[Saved entries]
=-=-=

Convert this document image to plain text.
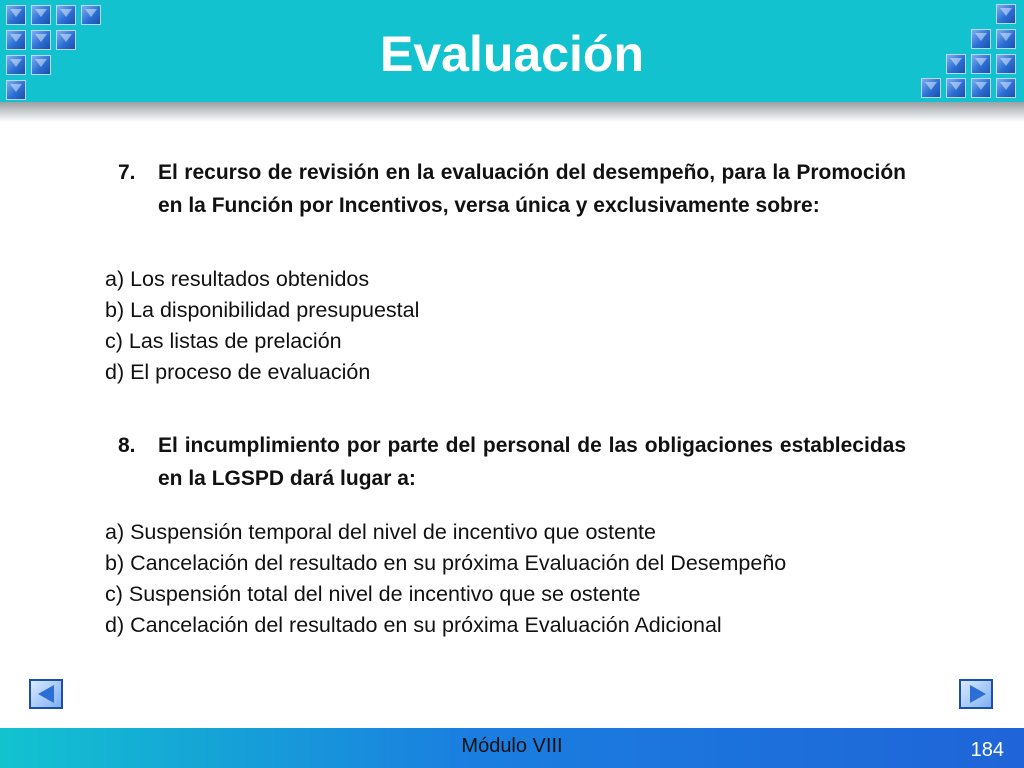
Evaluación
7. El recurso de revisión en la evaluación del desempeño, para la Promoción en la Función por Incentivos, versa única y exclusivamente sobre:
a) Los resultados obtenidos
b) La disponibilidad presupuestal
c) Las listas de prelación
d) El proceso de evaluación
8. El incumplimiento por parte del personal de las obligaciones establecidas en la LGSPD dará lugar a:
a) Suspensión temporal del nivel de incentivo que ostente
b) Cancelación del resultado en su próxima Evaluación del Desempeño
c) Suspensión total del nivel de incentivo que se ostente
d) Cancelación del resultado en su próxima Evaluación Adicional
Módulo VIII	184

=-=-=

_Challenge:_
Return each line from the material above exactly, but not the pictures.

_Exercise solution:_
Convert this document image to plain text.
Evaluación
7. El recurso de revisión en la evaluación del desempeño, para la Promoción en la Función por Incentivos, versa única y exclusivamente sobre:
a) Los resultados obtenidos
b) La disponibilidad presupuestal
c) Las listas de prelación
d) El proceso de evaluación
8. El incumplimiento por parte del personal de las obligaciones establecidas en la LGSPD dará lugar a:
a) Suspensión temporal del nivel de incentivo que ostente
b) Cancelación del resultado en su próxima Evaluación del Desempeño
c) Suspensión total del nivel de incentivo que se ostente
d) Cancelación del resultado en su próxima Evaluación Adicional
Módulo VIII	184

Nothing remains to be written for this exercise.